*** MATERIAL PROVIDED ***
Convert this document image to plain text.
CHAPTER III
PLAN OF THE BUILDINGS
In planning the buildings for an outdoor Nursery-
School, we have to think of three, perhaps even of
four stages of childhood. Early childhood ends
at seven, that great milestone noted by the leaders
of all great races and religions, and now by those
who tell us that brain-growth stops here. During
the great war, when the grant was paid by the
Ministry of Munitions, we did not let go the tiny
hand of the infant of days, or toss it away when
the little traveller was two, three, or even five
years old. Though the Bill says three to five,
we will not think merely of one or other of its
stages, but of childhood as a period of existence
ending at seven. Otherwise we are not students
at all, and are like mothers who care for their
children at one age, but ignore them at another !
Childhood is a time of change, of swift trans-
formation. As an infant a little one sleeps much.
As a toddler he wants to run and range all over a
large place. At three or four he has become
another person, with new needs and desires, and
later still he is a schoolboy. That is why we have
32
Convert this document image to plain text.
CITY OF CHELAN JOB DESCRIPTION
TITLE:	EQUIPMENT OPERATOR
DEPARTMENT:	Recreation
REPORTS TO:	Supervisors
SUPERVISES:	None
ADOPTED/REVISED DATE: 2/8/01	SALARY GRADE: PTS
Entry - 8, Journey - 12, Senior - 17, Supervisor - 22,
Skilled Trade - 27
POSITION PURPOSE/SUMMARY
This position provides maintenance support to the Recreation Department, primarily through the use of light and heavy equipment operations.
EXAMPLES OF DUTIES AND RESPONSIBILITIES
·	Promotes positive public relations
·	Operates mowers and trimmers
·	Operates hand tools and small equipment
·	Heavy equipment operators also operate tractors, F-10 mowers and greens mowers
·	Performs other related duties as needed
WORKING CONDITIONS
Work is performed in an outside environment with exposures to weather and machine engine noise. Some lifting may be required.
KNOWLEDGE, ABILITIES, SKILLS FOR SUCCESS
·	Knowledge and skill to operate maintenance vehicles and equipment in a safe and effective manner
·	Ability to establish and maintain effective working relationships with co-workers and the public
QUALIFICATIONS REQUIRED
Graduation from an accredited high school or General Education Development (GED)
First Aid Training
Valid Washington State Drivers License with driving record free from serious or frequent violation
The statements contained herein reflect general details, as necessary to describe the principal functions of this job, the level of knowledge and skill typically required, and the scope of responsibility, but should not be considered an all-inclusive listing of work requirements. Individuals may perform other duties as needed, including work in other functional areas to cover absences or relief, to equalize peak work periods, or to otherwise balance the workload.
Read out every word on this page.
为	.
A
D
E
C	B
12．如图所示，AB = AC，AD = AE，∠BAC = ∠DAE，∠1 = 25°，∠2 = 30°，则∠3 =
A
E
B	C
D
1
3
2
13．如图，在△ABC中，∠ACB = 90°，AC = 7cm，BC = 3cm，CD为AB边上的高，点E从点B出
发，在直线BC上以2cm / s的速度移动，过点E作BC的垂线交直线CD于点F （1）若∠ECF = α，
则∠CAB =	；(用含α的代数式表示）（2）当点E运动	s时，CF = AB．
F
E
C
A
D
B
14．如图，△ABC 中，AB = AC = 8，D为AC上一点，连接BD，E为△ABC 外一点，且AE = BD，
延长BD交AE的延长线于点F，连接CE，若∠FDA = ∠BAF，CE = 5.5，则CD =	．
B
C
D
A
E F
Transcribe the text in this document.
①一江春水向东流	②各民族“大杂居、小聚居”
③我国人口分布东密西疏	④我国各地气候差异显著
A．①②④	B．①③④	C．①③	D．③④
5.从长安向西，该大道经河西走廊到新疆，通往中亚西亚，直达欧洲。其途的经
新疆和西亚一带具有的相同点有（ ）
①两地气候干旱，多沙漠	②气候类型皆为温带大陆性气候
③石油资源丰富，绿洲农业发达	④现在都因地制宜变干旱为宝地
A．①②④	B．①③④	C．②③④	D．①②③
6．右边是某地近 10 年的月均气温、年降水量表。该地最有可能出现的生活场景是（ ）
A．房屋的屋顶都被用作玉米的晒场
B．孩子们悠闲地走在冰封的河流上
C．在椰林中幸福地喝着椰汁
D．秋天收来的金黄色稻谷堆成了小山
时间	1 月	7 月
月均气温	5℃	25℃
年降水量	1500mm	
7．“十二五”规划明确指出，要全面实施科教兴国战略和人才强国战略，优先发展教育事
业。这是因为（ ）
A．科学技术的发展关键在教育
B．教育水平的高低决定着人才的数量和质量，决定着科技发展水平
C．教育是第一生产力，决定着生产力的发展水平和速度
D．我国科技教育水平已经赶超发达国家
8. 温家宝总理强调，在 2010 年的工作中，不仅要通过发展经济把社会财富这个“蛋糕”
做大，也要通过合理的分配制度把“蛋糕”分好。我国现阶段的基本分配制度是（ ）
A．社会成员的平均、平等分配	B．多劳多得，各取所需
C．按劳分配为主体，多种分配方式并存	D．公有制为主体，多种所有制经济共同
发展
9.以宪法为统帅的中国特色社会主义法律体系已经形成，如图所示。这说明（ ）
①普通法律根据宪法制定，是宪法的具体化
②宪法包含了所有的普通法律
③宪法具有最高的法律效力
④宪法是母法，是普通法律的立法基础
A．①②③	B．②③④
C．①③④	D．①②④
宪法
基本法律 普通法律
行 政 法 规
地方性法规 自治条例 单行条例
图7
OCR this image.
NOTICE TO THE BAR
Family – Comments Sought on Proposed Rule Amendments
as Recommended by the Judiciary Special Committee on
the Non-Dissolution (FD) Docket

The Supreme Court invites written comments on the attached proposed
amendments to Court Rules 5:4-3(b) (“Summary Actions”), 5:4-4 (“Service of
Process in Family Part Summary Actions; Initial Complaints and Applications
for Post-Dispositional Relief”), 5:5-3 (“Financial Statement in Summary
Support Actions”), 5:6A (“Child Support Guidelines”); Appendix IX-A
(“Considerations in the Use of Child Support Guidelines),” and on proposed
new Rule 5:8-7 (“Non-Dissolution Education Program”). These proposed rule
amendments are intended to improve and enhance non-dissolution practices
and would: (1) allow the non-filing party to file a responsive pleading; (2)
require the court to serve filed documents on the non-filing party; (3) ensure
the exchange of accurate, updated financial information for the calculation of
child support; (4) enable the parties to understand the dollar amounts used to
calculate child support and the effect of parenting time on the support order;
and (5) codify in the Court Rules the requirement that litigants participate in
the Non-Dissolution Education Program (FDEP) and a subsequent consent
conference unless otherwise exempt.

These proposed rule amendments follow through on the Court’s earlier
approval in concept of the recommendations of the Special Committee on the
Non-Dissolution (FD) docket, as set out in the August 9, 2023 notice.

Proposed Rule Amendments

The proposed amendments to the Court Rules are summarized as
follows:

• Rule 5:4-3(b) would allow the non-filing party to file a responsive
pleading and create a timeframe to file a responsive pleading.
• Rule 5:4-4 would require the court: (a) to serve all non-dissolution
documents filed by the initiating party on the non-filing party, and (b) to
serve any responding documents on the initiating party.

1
***
▸ THE TASK:
Collect the complete line wherever the string "great" appears in the records.

▸ EXPECTED ANSWER:
at seven, that great milestone noted by the leaders
of all great races and religions, and now by those
the great war, when the grant was paid by the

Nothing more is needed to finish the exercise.